Task requirements
Copy each line that contains the word "mocy".

Data entries
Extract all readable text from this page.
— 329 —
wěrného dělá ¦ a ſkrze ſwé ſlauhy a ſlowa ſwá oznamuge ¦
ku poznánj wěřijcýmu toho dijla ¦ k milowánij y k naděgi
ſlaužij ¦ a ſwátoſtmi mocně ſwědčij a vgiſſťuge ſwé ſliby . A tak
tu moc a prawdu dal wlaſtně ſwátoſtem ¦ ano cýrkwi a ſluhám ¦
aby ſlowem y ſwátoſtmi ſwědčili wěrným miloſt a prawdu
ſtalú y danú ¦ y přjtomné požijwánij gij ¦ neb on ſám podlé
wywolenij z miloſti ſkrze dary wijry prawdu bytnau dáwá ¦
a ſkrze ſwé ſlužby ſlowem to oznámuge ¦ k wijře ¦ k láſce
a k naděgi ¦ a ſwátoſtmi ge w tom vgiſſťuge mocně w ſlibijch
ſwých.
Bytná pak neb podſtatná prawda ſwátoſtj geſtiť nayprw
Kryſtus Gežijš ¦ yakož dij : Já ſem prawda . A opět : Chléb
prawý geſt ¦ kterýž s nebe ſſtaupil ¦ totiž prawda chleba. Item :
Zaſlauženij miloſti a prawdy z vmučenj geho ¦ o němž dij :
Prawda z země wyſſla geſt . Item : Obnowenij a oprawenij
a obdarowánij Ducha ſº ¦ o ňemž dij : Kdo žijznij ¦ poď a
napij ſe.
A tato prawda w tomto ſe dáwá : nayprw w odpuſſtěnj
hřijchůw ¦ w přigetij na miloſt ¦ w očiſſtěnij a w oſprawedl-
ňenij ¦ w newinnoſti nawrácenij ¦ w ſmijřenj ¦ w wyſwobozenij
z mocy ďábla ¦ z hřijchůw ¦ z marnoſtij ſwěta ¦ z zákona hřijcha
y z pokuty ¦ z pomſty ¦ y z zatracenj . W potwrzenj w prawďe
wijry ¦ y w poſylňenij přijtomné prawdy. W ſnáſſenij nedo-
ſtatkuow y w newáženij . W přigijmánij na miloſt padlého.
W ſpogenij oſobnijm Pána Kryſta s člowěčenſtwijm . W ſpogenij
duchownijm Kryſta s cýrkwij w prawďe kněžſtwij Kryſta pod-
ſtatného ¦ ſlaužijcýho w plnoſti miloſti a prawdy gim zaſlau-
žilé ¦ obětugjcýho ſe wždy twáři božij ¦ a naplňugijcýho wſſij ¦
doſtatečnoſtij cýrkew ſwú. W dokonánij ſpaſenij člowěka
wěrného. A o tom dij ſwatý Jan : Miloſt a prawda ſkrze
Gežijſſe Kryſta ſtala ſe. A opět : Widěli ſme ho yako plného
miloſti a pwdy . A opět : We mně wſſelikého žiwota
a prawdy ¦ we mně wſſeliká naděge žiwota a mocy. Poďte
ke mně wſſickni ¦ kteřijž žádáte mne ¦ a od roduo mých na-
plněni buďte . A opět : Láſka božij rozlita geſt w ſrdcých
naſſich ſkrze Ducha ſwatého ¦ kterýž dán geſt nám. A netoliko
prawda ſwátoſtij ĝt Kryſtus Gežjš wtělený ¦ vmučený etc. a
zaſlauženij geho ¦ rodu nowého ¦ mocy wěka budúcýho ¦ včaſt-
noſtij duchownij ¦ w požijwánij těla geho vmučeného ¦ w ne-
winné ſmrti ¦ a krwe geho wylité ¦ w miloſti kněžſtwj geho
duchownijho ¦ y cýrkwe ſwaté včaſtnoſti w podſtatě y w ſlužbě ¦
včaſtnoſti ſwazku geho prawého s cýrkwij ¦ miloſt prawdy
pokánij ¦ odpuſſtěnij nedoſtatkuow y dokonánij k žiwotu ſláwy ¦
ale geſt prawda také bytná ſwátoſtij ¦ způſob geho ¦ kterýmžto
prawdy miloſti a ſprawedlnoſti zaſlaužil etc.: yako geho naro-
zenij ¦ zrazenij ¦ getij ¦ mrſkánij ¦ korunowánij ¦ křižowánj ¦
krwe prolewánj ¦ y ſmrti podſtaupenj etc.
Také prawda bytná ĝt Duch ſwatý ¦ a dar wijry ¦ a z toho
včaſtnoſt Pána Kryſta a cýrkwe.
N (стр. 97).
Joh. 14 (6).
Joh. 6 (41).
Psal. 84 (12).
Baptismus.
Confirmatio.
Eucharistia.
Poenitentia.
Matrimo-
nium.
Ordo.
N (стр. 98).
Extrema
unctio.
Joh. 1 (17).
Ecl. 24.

Task response
z mocy ďábla ¦ z hřijchůw ¦ z marnoſtij ſwěta ¦ z zákona hřijcha
a prawdy ¦ we mně wſſeliká naděge žiwota a mocy. Poďte
zaſlauženij geho ¦ rodu nowého ¦ mocy wěka budúcýho ¦ včaſt-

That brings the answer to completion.